» **SOURCE TEXT**
You want your dancers to appear to move in a natural, musical, artless manner so that every motion moves naturally or logically from the previous one, unselfconsciously, but still executed with great precision and confidence.  The art of choreographing is concealing the artifice of choreography.

Our life, or rather our memory of our life, is composed of moments.  Many of these moments are as brief as snapshots.  Similarly, a choreography may likely be remembered for its notable moments.  Achieving a mood for an hour is good, but will likely not be noticed or remembered as much as vivid moments are.
Choreograph for the moments you want — a few startling, strong or memorable moments.  Work hard to make those few focused moments spectacular, even if they're difficult and take a lot of time to perfect.  Spend more of your time on the most memorable moments.  Then surround them with phrases to highlight those key moments/movements, using contrast and continuity, pacing, etc. 
Good stage scenic design puts the work where it's noticed, highlighted, not hidden in a dark corner.  It's the same with choreography.  Highlight the most significant moments, placing them where they can be clearly seen, not obscured in a flurry of busy movement.  Be aware that the rest of the material is used wisely to set up these key moments, so make the other material efficient, easy for your dancers to memorize and master quickly.
Similarly, keep in mind that a well-designed dance will never hide its best features.  Make sure the audience has the clearest view and the best viewing angle of your more important steps and figures.

If you have different dancers doing different things at the same time, draw the audience's eye to the part you want to highlight.  A stage is large, and viewers hate it when they miss something good because they're looking at someone on the opposite side of the stage.  Therefore have the soloists (or whoever you want the audience to watch) do something to draw attention to themselves before their highlight.  Or have the key dance movement dive into an "active area" which the audience is already watching.

This is choreographing "filmically", knowing who you want the "camera" focused on, for each moment.  Then once you've chosen your key moments, do what you can to draw the audience's eye to that person or couple before they're "on camera".  Large movements or lateral travel always work, or making a noise.  Or quieting down everyone else.

» **EXERCISES TO COMPLETE**
• 1. From the choreography text, write out the passage between "This is choreographing" and "down everyone else.", inclusive, swapping "Large movements" for "Broad movements".
• 2. According to the choreography text, what is the art of choreographing?

» **DATA ROWS**
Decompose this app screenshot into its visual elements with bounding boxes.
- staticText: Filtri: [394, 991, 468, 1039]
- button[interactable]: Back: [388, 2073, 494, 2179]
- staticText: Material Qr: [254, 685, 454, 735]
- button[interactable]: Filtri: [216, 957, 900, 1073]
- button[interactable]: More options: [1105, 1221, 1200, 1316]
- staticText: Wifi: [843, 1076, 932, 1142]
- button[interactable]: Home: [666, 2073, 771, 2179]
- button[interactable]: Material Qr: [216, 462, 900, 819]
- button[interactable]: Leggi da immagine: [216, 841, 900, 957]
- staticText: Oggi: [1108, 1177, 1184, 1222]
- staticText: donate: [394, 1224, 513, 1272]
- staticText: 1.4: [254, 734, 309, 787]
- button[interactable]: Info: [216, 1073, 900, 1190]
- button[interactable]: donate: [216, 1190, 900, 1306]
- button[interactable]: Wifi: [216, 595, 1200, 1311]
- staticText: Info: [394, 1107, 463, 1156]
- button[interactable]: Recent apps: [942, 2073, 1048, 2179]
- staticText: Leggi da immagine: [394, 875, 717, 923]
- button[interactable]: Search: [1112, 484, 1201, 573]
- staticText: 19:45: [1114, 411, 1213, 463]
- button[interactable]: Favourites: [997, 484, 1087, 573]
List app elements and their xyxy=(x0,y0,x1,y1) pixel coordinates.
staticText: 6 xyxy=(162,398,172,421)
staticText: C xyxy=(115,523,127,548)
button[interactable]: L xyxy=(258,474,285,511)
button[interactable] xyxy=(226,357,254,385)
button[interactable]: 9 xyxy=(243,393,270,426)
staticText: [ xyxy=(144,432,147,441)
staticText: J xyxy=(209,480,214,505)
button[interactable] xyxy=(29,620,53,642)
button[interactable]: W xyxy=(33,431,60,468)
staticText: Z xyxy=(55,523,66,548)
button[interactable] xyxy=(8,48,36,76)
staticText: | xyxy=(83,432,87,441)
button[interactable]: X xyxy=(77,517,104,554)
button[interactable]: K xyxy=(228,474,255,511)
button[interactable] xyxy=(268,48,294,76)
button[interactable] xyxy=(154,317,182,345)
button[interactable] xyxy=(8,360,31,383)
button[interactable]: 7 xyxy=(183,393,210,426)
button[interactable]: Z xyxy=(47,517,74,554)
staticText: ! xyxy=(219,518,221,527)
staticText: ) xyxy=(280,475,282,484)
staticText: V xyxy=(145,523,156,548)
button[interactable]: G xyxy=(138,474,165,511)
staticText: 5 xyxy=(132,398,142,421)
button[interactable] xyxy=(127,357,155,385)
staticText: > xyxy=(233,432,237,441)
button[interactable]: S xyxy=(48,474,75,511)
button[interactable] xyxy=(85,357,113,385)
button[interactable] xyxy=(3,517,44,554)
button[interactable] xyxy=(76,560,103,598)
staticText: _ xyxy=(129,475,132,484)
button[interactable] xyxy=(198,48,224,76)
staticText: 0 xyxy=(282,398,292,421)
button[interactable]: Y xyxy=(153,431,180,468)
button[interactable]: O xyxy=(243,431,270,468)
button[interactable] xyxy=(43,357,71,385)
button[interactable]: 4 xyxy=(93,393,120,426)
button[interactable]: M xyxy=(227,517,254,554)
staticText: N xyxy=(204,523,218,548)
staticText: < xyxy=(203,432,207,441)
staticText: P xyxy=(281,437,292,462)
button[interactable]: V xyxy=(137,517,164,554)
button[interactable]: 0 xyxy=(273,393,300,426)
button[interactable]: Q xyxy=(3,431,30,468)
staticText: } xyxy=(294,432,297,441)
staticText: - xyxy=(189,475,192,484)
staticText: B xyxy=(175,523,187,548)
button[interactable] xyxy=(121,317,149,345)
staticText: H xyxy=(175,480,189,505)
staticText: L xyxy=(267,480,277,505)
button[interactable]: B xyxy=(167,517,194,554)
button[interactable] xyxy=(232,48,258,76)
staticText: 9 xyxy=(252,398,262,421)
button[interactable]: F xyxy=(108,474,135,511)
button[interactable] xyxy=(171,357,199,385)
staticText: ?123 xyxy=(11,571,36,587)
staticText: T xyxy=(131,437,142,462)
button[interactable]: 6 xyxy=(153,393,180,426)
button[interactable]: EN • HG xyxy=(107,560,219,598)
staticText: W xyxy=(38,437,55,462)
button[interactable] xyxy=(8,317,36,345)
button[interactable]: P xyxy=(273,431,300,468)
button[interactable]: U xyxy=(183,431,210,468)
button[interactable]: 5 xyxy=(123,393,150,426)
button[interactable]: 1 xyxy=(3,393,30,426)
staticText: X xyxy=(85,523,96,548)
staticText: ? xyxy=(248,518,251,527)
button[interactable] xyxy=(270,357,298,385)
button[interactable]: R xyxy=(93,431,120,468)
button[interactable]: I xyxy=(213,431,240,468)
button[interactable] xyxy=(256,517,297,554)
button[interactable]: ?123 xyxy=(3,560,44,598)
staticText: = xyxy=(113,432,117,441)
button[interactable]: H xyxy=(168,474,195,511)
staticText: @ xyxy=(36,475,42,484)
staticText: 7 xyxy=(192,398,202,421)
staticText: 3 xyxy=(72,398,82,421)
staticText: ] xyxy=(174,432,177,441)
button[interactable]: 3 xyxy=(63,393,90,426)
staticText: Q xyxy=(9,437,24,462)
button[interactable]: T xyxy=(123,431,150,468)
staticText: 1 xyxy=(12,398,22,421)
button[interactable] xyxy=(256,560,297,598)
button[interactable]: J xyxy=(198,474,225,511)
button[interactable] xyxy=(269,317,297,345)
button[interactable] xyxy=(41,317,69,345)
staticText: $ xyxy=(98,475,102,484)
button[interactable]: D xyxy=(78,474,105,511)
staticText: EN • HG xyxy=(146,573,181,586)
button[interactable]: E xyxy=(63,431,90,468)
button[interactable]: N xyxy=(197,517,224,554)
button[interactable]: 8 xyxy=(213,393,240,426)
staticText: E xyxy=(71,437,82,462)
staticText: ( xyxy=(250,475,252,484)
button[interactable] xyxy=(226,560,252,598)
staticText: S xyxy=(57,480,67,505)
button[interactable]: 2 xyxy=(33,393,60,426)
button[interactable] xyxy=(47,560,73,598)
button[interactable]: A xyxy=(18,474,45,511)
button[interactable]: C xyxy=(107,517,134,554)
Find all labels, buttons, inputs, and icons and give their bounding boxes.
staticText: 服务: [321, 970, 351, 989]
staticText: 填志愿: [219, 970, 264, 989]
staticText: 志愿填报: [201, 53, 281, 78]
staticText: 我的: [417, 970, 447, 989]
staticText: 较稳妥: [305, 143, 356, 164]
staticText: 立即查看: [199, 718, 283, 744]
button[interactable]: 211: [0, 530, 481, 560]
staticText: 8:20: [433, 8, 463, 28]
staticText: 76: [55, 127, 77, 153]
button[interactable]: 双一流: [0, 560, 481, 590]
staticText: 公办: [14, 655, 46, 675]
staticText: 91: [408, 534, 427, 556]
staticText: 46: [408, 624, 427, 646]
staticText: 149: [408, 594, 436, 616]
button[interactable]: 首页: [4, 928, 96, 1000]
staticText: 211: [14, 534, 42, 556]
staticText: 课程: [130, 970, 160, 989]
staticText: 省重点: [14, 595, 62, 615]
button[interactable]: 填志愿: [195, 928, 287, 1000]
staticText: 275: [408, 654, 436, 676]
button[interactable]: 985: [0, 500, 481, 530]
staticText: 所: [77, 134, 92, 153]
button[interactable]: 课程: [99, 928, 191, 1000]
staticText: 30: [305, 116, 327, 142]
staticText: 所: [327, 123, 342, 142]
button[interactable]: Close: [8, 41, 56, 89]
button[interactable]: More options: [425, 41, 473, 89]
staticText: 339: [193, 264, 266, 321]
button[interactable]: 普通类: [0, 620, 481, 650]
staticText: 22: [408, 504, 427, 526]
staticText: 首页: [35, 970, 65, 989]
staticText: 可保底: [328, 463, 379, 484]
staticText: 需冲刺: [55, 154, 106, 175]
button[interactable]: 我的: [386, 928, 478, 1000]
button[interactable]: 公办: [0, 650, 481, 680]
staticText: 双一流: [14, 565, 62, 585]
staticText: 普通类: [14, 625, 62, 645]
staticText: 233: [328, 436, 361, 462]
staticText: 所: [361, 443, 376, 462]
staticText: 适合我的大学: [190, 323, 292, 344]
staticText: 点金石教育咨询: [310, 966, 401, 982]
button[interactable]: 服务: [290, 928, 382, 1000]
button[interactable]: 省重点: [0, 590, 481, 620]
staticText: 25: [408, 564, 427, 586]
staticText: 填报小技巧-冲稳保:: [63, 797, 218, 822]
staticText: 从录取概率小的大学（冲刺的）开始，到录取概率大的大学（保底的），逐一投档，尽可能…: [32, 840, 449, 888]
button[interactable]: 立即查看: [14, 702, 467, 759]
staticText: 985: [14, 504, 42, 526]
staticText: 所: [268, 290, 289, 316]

» **OUTPUTS IN ORDER**
• 1.
This is choreographing "filmically", knowing who you want the "camera" focused on, for each moment.  Then once you've chosen your key moments, do what you can to draw the audience's eye to that person or couple before they're "on camera".  Broad movements or lateral travel always work, or making a noise.  Or quieting down everyone else.

• 2. The art of choreographing is concealing the artifice of choreography.